What the exercise asks. Copy out the data below. Leave nothing out and alter nothing.

Records for the exercise.
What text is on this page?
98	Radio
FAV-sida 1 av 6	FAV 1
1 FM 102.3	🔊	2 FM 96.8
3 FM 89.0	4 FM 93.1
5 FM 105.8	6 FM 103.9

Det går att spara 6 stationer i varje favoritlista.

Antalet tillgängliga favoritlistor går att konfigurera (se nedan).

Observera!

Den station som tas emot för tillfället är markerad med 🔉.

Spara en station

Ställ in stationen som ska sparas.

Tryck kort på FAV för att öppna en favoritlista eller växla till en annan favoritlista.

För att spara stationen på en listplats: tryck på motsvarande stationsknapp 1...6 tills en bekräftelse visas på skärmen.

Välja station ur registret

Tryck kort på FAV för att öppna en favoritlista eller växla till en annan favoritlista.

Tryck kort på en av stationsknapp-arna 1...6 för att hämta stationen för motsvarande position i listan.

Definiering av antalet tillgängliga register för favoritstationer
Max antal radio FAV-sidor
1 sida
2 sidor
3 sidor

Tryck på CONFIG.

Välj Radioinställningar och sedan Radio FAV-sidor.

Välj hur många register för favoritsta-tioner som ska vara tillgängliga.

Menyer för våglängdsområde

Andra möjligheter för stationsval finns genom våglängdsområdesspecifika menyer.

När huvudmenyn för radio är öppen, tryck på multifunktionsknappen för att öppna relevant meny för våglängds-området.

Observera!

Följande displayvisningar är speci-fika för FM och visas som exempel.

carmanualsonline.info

Answer to the problem.
What text is on this page?
98	Radio
FAV-sida 1 av 6	FAV 1
1 FM 102.3	🔊	2 FM 96.8
3 FM 89.0	4 FM 93.1
5 FM 105.8	6 FM 103.9

Det går att spara 6 stationer i varje favoritlista.

Antalet tillgängliga favoritlistor går att konfigurera (se nedan).

Observera!

Den station som tas emot för tillfället är markerad med 🔉.

Spara en station

Ställ in stationen som ska sparas.

Tryck kort på FAV för att öppna en favoritlista eller växla till en annan favoritlista.

För att spara stationen på en listplats: tryck på motsvarande stationsknapp 1...6 tills en bekräftelse visas på skärmen.

Välja station ur registret

Tryck kort på FAV för att öppna en favoritlista eller växla till en annan favoritlista.

Tryck kort på en av stationsknapp-arna 1...6 för att hämta stationen för motsvarande position i listan.

Definiering av antalet tillgängliga register för favoritstationer
Max antal radio FAV-sidor
1 sida
2 sidor
3 sidor

Tryck på CONFIG.

Välj Radioinställningar och sedan Radio FAV-sidor.

Välj hur många register för favoritsta-tioner som ska vara tillgängliga.

Menyer för våglängdsområde

Andra möjligheter för stationsval finns genom våglängdsområdesspecifika menyer.

När huvudmenyn för radio är öppen, tryck på multifunktionsknappen för att öppna relevant meny för våglängds-området.

Observera!

Följande displayvisningar är speci-fika för FM och visas som exempel.

carmanualsonline.info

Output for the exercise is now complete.